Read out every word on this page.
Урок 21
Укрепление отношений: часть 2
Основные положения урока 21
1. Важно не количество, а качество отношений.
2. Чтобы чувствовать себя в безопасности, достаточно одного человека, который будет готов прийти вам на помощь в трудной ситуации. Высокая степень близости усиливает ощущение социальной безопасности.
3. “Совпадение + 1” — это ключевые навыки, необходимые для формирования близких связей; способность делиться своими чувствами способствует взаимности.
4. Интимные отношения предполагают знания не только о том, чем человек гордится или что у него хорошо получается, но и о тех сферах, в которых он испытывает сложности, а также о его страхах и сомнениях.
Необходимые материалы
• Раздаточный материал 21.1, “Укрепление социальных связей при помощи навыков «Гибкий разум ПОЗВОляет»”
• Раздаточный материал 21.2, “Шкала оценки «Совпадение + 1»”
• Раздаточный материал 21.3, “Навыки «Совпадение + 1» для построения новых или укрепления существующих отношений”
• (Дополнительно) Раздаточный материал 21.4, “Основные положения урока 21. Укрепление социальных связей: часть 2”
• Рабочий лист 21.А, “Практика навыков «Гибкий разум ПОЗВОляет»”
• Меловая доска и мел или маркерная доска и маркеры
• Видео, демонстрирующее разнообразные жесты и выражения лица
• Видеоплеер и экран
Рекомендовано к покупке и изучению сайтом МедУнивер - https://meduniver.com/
...
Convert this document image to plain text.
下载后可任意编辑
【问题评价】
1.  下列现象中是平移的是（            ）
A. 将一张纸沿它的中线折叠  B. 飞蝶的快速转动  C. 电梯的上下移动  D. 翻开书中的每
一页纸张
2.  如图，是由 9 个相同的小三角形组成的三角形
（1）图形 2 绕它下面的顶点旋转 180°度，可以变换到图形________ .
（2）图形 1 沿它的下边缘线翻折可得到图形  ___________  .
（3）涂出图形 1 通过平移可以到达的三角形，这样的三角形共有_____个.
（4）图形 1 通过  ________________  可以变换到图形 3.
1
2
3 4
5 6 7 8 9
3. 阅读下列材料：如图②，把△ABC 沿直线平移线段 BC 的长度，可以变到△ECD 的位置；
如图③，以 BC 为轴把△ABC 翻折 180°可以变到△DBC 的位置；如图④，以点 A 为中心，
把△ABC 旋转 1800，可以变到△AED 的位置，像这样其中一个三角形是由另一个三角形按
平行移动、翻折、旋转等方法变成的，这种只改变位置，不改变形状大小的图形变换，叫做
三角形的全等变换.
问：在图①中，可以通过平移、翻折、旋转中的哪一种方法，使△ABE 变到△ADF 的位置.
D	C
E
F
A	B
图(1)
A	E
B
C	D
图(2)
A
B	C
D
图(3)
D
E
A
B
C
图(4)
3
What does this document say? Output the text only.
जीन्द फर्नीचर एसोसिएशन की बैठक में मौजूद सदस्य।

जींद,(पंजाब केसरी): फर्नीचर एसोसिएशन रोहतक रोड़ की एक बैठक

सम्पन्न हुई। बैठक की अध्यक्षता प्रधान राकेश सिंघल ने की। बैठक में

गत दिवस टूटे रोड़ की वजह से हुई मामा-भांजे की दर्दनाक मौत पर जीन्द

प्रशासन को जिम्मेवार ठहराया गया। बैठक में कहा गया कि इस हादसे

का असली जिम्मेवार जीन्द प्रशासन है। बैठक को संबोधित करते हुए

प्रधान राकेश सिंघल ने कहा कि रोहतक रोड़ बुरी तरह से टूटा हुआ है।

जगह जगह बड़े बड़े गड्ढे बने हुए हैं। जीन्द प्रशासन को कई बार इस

● **Written request**:
Scan the records above for the string "положения", then report every line that contains it.

● **Output of the task**:
Основные положения урока 21
• (Дополнительно) Раздаточный материал 21.4, “Основные положения урока 21. Укрепление социальных связей: часть 2”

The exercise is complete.